▸ **INSTRUCTIONS TO FOLLOW**:
Extract every line below that contains the word "mother".

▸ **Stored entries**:
◆ ◆ ◆

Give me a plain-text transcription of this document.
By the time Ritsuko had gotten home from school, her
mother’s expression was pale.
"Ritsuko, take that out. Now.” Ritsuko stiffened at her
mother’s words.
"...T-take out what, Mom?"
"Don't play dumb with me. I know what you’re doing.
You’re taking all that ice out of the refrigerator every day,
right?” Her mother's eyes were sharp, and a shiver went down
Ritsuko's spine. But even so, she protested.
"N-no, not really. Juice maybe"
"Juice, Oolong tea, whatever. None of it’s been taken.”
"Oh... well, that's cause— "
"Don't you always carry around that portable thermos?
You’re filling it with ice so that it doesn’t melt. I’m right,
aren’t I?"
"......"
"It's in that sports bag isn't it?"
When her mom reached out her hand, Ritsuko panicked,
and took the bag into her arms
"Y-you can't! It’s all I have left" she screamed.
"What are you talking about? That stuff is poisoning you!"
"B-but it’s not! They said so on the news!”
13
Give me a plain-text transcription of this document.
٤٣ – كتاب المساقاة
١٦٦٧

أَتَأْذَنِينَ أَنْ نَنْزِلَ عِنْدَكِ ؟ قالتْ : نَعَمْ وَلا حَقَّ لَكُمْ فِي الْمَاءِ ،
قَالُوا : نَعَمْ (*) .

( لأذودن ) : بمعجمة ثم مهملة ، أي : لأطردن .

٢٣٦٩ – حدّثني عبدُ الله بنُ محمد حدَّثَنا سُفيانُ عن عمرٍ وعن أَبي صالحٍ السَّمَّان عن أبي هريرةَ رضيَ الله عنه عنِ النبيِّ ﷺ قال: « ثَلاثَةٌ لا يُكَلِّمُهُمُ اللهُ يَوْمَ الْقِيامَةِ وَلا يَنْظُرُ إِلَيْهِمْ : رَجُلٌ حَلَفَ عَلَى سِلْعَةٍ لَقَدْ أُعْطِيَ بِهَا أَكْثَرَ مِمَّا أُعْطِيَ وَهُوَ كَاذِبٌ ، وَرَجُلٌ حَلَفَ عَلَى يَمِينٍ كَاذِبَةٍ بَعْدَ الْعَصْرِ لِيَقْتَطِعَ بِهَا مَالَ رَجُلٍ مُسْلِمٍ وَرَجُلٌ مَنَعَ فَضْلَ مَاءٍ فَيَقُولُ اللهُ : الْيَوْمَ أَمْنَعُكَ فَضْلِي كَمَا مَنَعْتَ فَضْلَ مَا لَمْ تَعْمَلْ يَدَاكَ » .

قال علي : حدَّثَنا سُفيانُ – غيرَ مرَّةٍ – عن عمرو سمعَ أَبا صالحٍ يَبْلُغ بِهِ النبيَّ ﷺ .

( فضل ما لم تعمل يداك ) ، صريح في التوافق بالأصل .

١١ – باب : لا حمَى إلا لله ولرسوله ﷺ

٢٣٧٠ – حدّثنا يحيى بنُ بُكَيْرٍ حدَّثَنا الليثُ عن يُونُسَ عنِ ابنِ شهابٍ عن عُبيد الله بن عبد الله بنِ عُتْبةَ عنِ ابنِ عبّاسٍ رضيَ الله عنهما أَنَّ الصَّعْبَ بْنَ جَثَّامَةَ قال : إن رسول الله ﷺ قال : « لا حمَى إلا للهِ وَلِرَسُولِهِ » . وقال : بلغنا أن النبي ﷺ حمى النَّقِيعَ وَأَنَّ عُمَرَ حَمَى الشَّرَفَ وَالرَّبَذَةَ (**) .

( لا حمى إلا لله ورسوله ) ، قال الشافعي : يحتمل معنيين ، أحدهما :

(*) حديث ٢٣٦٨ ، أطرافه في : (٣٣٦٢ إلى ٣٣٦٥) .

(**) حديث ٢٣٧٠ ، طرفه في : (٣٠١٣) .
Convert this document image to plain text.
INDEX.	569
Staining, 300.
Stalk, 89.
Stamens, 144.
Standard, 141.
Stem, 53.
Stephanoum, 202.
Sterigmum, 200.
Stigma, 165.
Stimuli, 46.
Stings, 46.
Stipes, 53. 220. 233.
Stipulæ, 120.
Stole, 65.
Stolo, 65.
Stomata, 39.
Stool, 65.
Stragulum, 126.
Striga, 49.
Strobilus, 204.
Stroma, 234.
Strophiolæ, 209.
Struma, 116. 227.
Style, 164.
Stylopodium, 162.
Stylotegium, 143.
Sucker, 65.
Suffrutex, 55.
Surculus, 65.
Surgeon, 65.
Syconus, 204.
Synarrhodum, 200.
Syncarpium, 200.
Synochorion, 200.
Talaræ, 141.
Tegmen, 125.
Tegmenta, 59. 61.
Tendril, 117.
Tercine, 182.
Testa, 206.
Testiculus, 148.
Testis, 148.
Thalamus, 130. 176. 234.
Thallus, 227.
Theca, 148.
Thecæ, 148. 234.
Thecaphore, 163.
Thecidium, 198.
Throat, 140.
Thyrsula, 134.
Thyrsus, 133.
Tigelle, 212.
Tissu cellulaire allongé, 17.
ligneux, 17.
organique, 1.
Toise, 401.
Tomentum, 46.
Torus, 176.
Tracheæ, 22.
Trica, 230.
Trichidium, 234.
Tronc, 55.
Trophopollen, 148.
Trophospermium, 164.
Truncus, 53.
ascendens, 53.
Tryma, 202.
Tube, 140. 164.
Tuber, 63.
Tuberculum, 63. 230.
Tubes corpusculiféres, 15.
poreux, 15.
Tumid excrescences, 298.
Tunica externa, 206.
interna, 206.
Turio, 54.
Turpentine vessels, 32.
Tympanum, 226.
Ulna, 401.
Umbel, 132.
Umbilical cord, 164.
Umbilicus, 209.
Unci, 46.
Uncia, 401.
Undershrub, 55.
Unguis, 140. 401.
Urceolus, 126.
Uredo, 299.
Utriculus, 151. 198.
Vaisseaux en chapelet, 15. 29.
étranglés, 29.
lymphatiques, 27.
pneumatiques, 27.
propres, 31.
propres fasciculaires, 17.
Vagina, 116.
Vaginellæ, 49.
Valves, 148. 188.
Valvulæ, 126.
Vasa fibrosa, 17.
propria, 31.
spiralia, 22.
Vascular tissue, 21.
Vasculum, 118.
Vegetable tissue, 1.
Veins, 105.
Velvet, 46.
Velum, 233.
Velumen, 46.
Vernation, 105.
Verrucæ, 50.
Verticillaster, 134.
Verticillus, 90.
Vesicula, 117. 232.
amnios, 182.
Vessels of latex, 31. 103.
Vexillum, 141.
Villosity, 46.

◆ ◆ ◆

▸ **EXPECTED ANSWER**:
mother’s expression was pale.
mother’s words.
right?” Her mother's eyes were sharp, and a shiver went down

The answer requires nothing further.